[SUPPLIED RECORDS]:
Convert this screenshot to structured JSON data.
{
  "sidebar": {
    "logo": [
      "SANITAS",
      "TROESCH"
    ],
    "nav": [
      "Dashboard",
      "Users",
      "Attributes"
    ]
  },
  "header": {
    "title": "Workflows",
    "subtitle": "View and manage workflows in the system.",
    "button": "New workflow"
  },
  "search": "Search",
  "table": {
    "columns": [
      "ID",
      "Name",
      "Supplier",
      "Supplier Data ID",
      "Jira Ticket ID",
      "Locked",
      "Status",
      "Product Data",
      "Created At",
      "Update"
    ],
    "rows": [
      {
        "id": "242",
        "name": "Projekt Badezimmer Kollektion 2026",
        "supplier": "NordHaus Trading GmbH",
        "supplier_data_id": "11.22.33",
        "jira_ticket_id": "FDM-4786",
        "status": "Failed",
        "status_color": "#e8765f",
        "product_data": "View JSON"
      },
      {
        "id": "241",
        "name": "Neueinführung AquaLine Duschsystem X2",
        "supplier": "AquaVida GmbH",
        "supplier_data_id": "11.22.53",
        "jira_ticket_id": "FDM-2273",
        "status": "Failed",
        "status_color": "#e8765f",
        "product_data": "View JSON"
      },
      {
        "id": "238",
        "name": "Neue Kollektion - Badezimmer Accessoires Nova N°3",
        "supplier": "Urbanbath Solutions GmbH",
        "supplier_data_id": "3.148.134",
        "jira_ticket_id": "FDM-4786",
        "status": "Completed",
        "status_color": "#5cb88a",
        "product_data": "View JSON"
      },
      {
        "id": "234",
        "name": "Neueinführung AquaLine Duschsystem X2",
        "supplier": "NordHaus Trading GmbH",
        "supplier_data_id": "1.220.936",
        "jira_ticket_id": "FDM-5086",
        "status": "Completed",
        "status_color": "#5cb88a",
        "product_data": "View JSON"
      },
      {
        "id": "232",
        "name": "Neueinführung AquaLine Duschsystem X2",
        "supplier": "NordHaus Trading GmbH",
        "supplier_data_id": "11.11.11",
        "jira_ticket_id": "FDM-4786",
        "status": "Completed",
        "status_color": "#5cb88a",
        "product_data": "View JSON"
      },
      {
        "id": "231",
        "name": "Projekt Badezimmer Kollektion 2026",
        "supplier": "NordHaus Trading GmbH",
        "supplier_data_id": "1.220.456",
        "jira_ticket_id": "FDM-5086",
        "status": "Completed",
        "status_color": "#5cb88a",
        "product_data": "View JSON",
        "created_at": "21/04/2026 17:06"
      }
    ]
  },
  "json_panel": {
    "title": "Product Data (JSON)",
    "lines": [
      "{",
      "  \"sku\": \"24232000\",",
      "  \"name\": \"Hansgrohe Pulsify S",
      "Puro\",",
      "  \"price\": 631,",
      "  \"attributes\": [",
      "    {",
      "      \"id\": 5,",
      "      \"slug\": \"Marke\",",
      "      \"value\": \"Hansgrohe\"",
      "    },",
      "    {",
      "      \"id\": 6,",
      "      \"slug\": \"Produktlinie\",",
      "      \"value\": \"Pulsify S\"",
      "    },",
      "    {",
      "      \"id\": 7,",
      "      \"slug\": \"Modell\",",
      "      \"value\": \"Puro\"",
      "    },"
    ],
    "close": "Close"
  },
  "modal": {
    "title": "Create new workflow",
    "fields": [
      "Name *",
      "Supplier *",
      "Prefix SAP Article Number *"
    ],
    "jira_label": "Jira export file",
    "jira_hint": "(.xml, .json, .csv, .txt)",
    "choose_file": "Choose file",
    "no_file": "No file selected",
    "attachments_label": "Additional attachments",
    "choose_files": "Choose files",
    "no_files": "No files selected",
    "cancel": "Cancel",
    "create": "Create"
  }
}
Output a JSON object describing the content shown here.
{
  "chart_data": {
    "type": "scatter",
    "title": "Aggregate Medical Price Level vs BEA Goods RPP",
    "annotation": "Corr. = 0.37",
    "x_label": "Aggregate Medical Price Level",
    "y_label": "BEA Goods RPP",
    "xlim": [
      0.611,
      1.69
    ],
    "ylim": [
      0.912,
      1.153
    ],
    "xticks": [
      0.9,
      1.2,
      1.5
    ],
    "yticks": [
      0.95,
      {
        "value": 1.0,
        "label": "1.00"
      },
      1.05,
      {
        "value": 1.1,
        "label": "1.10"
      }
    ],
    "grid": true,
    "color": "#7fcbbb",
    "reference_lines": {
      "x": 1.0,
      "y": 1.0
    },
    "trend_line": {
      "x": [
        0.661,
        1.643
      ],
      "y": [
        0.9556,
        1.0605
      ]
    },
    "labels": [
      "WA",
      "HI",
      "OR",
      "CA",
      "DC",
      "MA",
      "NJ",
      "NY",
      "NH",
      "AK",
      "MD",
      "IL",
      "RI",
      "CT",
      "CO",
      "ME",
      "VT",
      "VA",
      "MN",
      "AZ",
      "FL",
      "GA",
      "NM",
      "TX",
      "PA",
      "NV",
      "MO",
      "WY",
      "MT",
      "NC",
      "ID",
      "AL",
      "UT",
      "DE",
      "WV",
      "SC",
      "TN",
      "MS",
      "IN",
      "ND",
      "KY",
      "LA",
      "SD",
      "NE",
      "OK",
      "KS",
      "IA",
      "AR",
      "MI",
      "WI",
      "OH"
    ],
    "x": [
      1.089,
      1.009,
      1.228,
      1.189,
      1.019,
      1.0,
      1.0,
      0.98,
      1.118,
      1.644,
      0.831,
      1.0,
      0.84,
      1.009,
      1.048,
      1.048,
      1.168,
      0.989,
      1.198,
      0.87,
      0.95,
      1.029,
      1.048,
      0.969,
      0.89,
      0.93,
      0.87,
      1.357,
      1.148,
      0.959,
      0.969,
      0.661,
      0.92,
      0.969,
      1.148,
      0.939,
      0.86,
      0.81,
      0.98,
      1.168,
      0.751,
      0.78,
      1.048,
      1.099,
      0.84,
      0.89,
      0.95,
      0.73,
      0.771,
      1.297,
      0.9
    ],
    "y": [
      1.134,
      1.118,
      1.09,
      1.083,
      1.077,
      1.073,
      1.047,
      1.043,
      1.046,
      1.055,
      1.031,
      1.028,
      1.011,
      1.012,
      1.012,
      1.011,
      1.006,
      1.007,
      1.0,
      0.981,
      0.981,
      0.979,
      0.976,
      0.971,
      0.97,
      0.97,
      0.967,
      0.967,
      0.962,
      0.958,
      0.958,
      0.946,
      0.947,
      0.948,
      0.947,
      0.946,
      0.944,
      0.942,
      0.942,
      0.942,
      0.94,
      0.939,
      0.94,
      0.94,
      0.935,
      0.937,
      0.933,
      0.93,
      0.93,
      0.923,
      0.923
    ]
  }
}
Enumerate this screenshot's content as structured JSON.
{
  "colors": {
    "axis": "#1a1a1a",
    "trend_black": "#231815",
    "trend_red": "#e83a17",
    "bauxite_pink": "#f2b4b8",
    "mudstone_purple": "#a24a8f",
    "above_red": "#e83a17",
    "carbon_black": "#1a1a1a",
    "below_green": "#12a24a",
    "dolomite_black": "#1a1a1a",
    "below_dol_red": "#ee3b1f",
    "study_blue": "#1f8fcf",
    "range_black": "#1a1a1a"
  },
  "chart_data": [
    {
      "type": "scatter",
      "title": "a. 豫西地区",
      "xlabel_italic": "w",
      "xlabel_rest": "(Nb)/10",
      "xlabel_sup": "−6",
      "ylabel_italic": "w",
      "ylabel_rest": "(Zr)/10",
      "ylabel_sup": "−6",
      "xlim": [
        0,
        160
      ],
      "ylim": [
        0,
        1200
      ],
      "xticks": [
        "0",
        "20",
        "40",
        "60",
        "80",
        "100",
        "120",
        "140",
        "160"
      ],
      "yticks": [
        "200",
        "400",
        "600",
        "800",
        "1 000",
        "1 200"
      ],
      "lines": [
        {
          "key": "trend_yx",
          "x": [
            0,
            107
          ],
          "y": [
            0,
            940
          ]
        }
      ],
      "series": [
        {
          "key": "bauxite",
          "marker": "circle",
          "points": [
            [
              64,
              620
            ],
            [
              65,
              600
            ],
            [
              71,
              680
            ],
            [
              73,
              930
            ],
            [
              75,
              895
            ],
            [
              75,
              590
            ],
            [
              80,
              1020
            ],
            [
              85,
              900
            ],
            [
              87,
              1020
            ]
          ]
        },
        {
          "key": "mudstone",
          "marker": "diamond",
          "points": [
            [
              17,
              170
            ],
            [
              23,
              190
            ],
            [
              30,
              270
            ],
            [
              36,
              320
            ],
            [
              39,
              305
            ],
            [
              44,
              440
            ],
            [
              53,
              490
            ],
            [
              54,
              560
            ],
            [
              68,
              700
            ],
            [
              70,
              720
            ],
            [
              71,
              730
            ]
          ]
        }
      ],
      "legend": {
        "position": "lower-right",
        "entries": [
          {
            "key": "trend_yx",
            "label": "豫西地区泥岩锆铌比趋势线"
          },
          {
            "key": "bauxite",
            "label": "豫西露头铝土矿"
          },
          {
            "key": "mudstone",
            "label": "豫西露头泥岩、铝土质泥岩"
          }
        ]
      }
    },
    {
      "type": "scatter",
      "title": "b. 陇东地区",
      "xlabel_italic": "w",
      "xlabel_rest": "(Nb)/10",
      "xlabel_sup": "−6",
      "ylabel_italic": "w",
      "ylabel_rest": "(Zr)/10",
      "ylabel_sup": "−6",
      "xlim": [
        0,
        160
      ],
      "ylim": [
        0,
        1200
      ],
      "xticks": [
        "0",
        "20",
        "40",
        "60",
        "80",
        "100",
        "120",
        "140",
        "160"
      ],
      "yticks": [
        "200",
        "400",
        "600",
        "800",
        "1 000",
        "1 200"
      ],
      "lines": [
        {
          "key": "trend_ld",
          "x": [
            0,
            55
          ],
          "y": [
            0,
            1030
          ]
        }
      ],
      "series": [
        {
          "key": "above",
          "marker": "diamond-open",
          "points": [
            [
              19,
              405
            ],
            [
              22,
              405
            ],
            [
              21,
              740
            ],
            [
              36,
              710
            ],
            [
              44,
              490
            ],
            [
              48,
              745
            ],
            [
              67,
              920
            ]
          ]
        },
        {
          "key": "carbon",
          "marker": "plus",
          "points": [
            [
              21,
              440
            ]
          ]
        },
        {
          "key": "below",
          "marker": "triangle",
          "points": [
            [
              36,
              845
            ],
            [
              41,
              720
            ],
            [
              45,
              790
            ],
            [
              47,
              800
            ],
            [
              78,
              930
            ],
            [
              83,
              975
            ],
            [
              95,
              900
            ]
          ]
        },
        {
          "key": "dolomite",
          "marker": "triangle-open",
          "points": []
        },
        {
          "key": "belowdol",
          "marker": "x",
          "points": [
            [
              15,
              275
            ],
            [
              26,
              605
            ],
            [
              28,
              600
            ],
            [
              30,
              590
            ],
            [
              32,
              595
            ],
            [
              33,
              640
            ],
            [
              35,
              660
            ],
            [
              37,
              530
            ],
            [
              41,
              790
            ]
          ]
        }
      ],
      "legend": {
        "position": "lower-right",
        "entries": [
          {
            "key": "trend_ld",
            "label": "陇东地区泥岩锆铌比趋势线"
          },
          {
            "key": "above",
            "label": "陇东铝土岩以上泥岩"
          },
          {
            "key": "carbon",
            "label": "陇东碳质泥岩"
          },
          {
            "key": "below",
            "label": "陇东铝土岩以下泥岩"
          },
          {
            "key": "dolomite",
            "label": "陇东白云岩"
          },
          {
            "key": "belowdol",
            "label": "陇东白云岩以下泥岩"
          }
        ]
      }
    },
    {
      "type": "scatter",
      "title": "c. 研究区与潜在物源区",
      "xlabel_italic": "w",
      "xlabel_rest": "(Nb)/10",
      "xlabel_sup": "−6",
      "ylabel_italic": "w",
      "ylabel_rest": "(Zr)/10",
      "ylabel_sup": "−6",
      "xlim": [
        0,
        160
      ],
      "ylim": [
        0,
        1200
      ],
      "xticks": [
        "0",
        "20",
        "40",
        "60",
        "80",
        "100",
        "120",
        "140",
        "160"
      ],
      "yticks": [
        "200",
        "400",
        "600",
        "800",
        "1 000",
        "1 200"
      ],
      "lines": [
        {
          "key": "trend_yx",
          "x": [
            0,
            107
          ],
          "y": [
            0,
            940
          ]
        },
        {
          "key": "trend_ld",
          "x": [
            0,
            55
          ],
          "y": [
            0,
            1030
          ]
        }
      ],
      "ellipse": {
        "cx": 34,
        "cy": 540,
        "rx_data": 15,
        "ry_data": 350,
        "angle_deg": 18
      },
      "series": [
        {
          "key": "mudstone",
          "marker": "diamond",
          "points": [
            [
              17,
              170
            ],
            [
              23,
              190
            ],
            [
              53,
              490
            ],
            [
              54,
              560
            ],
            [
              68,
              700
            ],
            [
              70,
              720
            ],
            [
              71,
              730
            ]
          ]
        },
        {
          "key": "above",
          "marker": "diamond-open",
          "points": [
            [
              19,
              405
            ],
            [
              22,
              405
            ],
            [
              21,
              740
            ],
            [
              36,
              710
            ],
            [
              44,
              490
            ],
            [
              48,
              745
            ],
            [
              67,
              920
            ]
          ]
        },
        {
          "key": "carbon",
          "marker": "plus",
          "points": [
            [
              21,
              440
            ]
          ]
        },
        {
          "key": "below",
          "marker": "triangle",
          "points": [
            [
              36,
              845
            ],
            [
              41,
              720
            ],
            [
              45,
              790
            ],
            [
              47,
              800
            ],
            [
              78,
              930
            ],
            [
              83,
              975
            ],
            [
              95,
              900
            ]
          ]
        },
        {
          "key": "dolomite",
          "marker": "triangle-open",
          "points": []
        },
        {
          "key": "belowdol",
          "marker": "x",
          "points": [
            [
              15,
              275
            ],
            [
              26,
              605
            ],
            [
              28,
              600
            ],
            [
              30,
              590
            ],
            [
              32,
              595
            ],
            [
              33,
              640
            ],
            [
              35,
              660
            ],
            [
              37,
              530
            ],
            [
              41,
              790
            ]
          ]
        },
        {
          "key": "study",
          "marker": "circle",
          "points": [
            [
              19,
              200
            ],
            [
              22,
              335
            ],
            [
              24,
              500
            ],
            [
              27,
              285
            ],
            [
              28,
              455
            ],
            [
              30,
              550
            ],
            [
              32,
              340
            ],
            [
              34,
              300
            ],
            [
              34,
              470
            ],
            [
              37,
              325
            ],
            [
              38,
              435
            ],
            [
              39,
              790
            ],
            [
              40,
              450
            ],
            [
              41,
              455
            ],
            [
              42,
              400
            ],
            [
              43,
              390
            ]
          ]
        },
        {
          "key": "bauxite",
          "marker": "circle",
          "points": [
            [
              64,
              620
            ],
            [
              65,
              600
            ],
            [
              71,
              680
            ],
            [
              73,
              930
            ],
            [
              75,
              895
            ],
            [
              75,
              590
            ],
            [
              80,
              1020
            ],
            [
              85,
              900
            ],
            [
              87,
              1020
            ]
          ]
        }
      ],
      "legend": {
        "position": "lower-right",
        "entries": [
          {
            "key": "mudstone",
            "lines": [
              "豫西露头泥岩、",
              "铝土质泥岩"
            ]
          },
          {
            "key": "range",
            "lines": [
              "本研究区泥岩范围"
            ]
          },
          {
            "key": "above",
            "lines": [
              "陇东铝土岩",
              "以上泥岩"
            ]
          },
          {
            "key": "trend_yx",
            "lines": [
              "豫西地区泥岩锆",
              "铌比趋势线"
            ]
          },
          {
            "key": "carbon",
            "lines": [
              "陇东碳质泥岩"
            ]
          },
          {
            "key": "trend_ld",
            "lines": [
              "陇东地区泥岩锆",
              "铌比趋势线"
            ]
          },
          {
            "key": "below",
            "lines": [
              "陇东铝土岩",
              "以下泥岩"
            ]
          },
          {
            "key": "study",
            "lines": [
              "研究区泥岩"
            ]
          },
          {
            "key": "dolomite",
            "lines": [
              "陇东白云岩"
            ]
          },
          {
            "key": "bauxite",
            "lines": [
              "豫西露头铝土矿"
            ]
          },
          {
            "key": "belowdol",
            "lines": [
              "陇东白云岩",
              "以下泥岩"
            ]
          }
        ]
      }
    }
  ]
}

[WHAT TO WORK ON]:
Pick out each line containing the string "Choose" and copy it.

[RESULT BELOW]:
    "choose_file": "Choose file",
    "choose_files": "Choose files",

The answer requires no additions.